▶ **Stated problem**
Report all lines holding "activity".

▶ **Records for the task**

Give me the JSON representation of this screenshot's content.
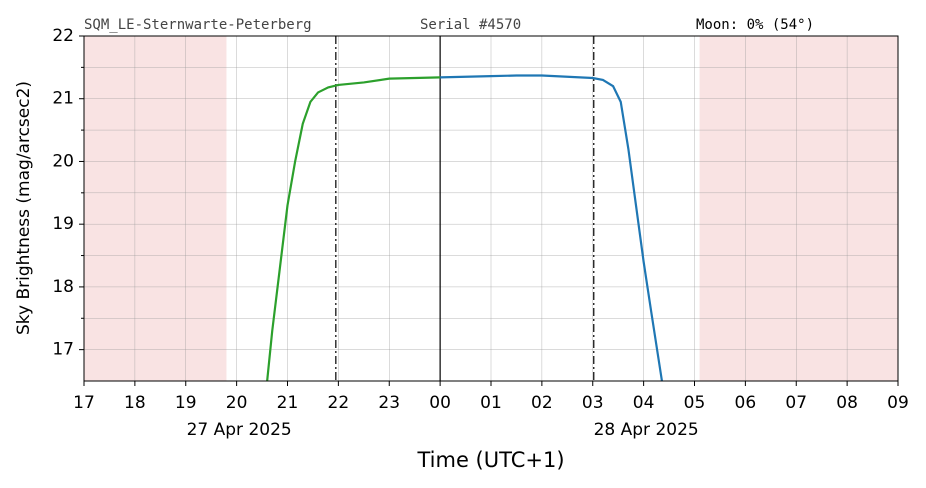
{
  "chart_data": {
    "type": "line",
    "station": "SQM_LE-Sternwarte-Peterberg",
    "serial": "Serial #4570",
    "moon": "Moon: 0% (54°)",
    "ylabel": "Sky Brightness (mag/arcsec2)",
    "xlabel": "Time (UTC+1)",
    "xlim": [
      17,
      33
    ],
    "ylim": [
      16.5,
      22
    ],
    "xticks": [
      17,
      18,
      19,
      20,
      21,
      22,
      23,
      {
        "value": 24,
        "label": "00"
      },
      {
        "value": 25,
        "label": "01"
      },
      {
        "value": 26,
        "label": "02"
      },
      {
        "value": 27,
        "label": "03"
      },
      {
        "value": 28,
        "label": "04"
      },
      {
        "value": 29,
        "label": "05"
      },
      {
        "value": 30,
        "label": "06"
      },
      {
        "value": 31,
        "label": "07"
      },
      {
        "value": 32,
        "label": "08"
      },
      {
        "value": 33,
        "label": "09"
      }
    ],
    "yticks": [
      17,
      18,
      19,
      20,
      21,
      22
    ],
    "yticks_minor": [
      17.5,
      18.5,
      19.5,
      20.5,
      21.5
    ],
    "date_labels": [
      {
        "value": 20,
        "label": "27 Apr 2025"
      },
      {
        "value": 28,
        "label": "28 Apr 2025"
      }
    ],
    "grid": true,
    "shaded": {
      "color": "#f9e3e3",
      "ranges": [
        [
          17,
          19.8
        ],
        [
          29.1,
          33
        ]
      ]
    },
    "vlines": [
      {
        "value": 21.95,
        "style": "dashdot"
      },
      {
        "value": 24,
        "style": "solid"
      },
      {
        "value": 27.02,
        "style": "dashdot"
      }
    ],
    "series": [
      {
        "color": "#2ca02c",
        "x": [
          20.6,
          20.7,
          20.85,
          21.0,
          21.15,
          21.3,
          21.45,
          21.6,
          21.8,
          22.0,
          22.5,
          23.0,
          23.5,
          24.0
        ],
        "values": [
          16.5,
          17.3,
          18.3,
          19.3,
          20.0,
          20.6,
          20.95,
          21.1,
          21.18,
          21.22,
          21.26,
          21.32,
          21.33,
          21.34
        ]
      },
      {
        "color": "#1f77b4",
        "x": [
          24.0,
          24.5,
          25.0,
          25.5,
          26.0,
          26.5,
          27.0,
          27.2,
          27.4,
          27.55,
          27.7,
          27.85,
          28.0,
          28.15,
          28.36
        ],
        "values": [
          21.34,
          21.35,
          21.36,
          21.37,
          21.37,
          21.35,
          21.33,
          21.3,
          21.2,
          20.95,
          20.2,
          19.3,
          18.4,
          17.6,
          16.5
        ]
      }
    ]
  }
}
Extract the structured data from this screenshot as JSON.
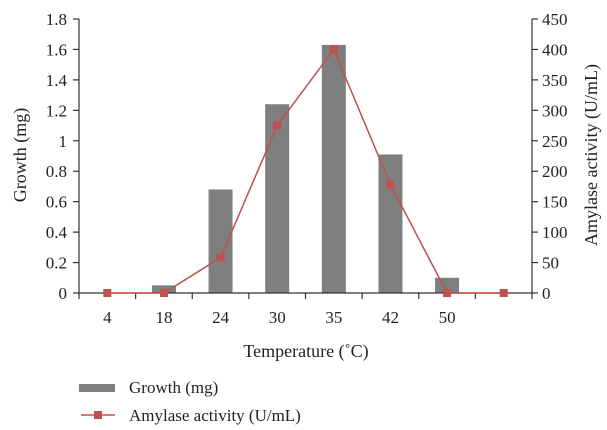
{
  "chart_data": {
    "type": "bar",
    "xlabel": "Temperature (˚C)",
    "ylabel_left": "Growth (mg)",
    "ylabel_right": "Amylase activity (U/mL)",
    "categories": [
      "4",
      "18",
      "24",
      "30",
      "35",
      "42",
      "50",
      ""
    ],
    "ylim_left": [
      0,
      1.8
    ],
    "ylim_right": [
      0,
      450
    ],
    "yticks_left": [
      "0",
      "0.2",
      "0.4",
      "0.6",
      "0.8",
      "1",
      "1.2",
      "1.4",
      "1.6",
      "1.8"
    ],
    "yticks_right": [
      "0",
      "50",
      "100",
      "150",
      "200",
      "250",
      "300",
      "350",
      "400",
      "450"
    ],
    "legend_position": "bottom-left",
    "series": [
      {
        "name": "Growth (mg)",
        "kind": "bar",
        "axis": "left",
        "color": "#7f7f7f",
        "values": [
          0,
          0.05,
          0.68,
          1.24,
          1.63,
          0.91,
          0.1,
          0
        ]
      },
      {
        "name": "Amylase activity (U/mL)",
        "kind": "line",
        "axis": "right",
        "color": "#c0504d",
        "marker": "square",
        "values": [
          0,
          0,
          58,
          275,
          400,
          178,
          0,
          0
        ]
      }
    ]
  }
}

▶ **Exercise response**
    "ylabel_right": "Amylase activity (U/mL)",
        "name": "Amylase activity (U/mL)",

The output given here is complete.